Lines of data:
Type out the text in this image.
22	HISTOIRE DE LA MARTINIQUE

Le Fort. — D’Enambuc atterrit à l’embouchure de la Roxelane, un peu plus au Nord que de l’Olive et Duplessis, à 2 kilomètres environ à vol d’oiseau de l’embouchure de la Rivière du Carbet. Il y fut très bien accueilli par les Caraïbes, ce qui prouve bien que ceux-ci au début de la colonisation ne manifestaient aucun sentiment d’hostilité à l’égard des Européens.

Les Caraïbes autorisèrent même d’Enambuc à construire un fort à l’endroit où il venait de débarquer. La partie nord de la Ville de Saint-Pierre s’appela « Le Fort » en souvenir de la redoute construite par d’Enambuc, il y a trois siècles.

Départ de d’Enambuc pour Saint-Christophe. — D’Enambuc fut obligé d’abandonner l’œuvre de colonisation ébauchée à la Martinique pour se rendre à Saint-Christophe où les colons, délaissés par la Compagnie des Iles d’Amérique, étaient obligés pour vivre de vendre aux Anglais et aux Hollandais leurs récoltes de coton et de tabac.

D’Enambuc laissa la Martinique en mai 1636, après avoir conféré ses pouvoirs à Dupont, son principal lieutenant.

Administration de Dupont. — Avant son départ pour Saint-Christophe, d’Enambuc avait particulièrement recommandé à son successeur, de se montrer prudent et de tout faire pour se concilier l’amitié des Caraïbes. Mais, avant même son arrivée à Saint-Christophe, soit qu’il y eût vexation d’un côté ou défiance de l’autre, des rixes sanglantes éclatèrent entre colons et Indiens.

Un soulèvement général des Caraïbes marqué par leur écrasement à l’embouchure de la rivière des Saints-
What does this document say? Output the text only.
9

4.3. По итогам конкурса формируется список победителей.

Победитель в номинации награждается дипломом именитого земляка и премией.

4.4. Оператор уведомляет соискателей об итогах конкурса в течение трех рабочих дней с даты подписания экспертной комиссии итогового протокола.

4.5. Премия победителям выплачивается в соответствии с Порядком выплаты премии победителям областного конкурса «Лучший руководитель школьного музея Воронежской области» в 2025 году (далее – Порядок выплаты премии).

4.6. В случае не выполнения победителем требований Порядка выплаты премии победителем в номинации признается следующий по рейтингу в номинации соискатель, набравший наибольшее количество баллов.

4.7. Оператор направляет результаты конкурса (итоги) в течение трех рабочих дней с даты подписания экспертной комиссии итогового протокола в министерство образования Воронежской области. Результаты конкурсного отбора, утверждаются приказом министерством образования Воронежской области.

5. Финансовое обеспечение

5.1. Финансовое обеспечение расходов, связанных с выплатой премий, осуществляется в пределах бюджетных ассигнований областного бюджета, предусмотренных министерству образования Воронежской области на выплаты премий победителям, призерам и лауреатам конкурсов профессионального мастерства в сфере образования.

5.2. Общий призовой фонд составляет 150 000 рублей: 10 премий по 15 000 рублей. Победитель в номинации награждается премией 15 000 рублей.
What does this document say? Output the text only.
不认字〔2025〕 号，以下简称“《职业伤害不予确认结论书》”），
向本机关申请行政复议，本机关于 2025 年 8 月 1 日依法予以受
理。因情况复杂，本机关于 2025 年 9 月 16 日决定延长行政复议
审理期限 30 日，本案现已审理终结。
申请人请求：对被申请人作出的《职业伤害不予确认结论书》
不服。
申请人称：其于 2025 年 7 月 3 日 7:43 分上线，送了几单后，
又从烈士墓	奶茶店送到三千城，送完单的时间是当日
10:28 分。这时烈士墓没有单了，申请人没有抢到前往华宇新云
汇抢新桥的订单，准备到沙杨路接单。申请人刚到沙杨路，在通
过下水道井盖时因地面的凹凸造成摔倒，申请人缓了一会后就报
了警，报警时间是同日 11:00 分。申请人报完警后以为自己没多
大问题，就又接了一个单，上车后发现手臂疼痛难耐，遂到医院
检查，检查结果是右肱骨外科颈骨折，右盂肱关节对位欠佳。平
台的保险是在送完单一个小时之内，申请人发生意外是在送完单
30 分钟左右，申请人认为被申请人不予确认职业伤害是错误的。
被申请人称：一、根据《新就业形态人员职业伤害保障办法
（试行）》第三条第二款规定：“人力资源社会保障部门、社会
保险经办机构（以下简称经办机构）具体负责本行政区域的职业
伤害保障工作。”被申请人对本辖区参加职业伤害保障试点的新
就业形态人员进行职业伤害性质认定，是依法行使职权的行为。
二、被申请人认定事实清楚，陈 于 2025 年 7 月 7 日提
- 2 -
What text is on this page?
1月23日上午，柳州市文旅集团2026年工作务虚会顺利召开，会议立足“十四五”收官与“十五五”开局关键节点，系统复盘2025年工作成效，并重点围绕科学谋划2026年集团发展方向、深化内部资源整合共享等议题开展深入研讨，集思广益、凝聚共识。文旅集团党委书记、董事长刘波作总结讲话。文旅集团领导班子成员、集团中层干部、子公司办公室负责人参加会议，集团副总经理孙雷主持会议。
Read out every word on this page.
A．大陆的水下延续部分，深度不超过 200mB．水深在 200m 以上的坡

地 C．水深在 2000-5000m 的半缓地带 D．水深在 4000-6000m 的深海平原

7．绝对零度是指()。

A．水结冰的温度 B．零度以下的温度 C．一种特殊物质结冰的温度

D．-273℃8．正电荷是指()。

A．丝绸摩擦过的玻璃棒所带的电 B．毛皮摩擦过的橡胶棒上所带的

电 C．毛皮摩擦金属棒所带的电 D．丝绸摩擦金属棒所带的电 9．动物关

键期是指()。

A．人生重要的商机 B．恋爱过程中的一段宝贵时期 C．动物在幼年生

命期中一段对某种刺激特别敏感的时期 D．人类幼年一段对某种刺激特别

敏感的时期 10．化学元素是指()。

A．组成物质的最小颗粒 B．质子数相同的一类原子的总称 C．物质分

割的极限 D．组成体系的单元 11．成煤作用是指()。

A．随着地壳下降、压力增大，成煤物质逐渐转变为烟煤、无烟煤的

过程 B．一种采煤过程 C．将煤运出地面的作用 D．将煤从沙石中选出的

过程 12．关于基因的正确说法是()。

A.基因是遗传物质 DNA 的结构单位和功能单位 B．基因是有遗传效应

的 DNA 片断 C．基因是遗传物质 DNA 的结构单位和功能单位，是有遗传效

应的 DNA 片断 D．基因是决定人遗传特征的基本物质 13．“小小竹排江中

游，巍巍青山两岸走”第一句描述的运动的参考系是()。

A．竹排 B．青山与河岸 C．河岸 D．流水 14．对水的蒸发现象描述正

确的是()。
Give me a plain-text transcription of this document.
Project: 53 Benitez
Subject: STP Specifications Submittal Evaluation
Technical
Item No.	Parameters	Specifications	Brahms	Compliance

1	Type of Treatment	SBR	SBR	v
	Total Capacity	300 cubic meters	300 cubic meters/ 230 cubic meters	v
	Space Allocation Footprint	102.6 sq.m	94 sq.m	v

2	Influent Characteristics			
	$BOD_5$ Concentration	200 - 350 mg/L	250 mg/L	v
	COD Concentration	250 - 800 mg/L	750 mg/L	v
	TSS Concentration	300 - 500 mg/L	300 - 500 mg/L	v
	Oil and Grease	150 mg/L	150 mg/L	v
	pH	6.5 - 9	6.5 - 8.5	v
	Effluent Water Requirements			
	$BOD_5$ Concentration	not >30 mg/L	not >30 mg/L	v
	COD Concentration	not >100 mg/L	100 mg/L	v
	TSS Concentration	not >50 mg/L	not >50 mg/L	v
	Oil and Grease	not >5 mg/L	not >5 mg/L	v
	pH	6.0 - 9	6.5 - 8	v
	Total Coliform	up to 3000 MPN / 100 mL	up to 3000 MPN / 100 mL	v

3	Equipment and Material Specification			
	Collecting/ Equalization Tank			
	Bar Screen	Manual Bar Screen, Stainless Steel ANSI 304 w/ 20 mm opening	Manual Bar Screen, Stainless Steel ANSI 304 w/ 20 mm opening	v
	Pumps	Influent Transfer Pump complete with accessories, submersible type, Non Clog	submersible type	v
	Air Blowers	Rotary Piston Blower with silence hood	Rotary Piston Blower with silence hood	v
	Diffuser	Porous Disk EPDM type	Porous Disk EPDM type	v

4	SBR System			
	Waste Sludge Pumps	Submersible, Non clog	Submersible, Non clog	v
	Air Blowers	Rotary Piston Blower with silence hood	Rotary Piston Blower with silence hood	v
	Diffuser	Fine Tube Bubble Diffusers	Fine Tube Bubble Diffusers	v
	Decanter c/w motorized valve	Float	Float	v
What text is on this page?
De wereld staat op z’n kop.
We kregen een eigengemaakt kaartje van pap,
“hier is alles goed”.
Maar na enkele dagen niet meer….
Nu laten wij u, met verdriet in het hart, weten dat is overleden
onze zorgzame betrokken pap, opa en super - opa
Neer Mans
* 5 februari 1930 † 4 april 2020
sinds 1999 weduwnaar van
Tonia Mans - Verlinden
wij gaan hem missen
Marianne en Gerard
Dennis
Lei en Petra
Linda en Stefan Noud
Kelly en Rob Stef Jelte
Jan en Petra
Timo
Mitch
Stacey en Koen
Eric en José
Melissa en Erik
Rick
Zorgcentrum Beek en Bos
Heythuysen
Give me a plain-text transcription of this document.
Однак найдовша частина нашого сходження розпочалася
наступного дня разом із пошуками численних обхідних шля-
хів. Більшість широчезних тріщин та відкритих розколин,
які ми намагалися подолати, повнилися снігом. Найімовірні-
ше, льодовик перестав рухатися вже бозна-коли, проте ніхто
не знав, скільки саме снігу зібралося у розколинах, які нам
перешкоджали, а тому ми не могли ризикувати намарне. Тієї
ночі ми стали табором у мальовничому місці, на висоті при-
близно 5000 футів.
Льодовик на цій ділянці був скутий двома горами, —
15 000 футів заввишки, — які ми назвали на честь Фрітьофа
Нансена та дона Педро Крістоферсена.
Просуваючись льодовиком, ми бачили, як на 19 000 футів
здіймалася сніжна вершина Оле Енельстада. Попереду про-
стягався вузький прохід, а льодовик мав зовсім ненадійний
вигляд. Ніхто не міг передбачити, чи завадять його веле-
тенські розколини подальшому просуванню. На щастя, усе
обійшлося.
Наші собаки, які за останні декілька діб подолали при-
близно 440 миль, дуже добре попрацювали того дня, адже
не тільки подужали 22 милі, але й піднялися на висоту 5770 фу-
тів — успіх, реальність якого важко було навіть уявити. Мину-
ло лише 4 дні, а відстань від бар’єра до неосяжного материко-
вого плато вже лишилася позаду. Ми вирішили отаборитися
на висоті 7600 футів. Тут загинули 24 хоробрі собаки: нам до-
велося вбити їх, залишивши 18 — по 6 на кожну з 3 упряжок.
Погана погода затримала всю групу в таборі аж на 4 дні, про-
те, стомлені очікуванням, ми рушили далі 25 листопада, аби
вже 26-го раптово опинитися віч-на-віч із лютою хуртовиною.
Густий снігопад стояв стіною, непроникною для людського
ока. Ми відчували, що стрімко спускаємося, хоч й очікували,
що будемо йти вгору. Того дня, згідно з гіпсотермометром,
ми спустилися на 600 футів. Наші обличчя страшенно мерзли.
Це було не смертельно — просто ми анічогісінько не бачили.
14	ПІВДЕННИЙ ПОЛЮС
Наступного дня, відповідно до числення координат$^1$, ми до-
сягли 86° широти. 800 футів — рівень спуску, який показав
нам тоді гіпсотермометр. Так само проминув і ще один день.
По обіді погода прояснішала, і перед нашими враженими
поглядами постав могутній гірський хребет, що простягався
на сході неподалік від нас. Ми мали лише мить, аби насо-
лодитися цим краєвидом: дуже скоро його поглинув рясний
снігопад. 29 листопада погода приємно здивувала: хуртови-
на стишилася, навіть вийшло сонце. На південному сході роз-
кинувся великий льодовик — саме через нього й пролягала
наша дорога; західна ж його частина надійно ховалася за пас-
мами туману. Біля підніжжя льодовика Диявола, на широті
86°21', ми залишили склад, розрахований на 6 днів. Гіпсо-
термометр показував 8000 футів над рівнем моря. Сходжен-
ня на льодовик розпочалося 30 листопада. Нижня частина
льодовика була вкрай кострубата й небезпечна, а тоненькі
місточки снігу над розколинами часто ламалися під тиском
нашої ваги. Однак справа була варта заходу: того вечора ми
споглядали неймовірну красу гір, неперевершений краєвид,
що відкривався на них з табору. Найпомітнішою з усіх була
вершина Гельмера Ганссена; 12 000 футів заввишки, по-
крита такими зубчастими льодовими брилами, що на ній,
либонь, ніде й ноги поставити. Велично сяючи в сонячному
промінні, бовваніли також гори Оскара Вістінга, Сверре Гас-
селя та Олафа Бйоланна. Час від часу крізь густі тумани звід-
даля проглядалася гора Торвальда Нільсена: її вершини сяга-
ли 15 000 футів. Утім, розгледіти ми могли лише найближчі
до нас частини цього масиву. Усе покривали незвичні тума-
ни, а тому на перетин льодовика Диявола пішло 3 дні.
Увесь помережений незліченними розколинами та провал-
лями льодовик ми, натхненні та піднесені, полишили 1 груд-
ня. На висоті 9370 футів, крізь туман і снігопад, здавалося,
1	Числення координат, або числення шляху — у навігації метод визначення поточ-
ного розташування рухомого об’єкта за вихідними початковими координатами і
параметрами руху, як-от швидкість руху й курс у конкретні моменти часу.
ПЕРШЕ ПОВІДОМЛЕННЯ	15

### [Problem to work on]
Copy out every line that includes the word "часу".

### [Answer for this exercise]
селя та Олафа Бйоланна. Час від часу крізь густі тумани звід-
параметрами руху, як-от швидкість руху й курс у конкретні моменти часу.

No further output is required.